GIVEN REQUEST:
Reproduce the data from the line containing "i need the location" through the line containing "123, 247, 153]", substituting "subscribe-button" for "follow-button" and keeping everything else the same. Leave the pictures out of your output.

DATA PROVIDED:
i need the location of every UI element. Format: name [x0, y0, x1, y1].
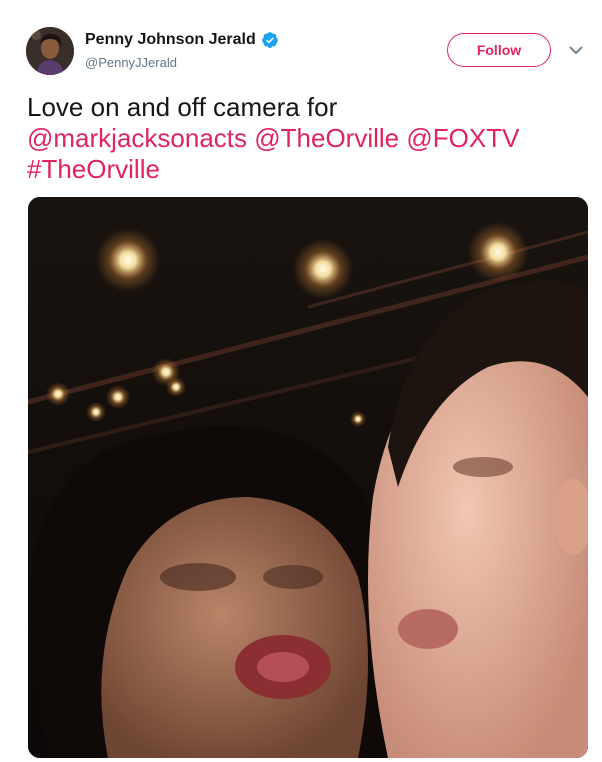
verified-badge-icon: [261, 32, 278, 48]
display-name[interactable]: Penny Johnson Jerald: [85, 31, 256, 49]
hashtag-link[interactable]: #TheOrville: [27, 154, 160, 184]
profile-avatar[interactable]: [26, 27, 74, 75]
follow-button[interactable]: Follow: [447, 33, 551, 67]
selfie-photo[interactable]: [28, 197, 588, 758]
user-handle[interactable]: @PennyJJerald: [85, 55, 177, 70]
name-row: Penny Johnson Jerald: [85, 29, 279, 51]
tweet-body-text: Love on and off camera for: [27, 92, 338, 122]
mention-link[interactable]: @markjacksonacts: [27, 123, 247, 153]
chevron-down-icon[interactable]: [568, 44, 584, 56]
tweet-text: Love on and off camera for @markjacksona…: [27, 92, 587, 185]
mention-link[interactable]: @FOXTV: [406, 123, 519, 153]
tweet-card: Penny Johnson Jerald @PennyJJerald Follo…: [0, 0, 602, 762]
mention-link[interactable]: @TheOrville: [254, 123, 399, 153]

==

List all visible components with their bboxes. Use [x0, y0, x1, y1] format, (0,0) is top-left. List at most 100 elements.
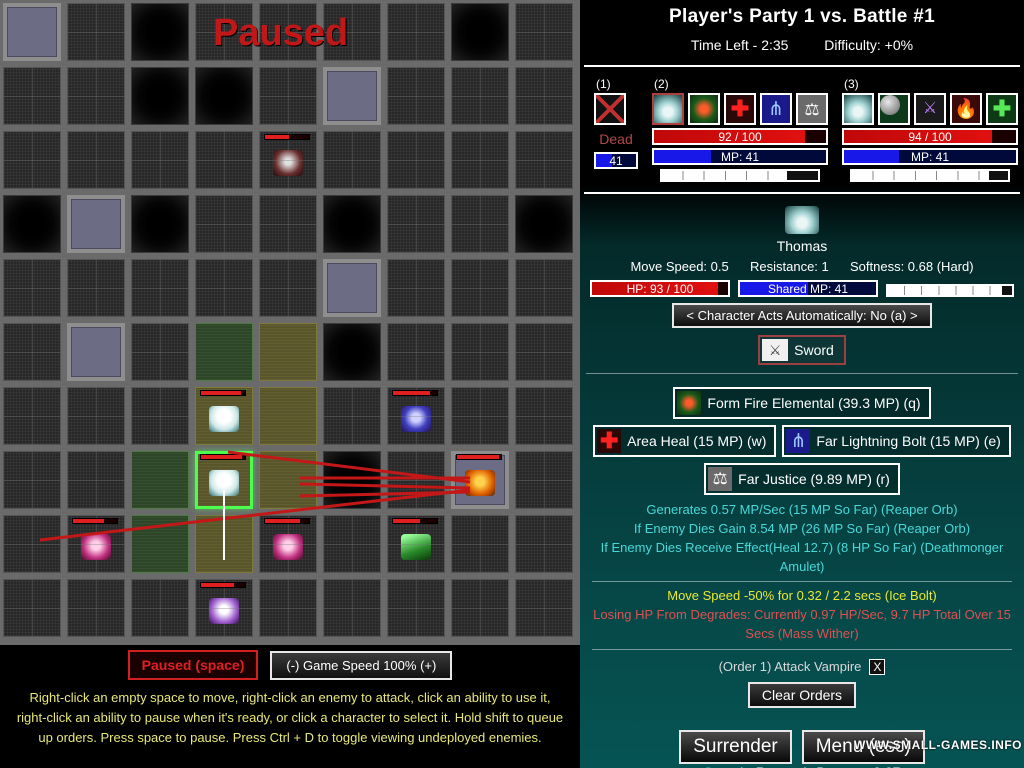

RESPONSE TO THE EXERCISE:
i need the location of every UI element. Format: name [x0, y0, x1, y1].
verified-badge-icon: [261, 32, 278, 48]
display-name[interactable]: Penny Johnson Jerald: [85, 31, 256, 49]
hashtag-link[interactable]: #TheOrville: [27, 154, 160, 184]
profile-avatar[interactable]: [26, 27, 74, 75]
subscribe-button[interactable]: Follow: [447, 33, 551, 67]
selfie-photo[interactable]: [28, 197, 588, 758]
user-handle[interactable]: @PennyJJerald: [85, 55, 177, 70]
name-row: Penny Johnson Jerald: [85, 29, 279, 51]
tweet-body-text: Love on and off camera for: [27, 92, 338, 122]
mention-link[interactable]: @markjacksonacts: [27, 123, 247, 153]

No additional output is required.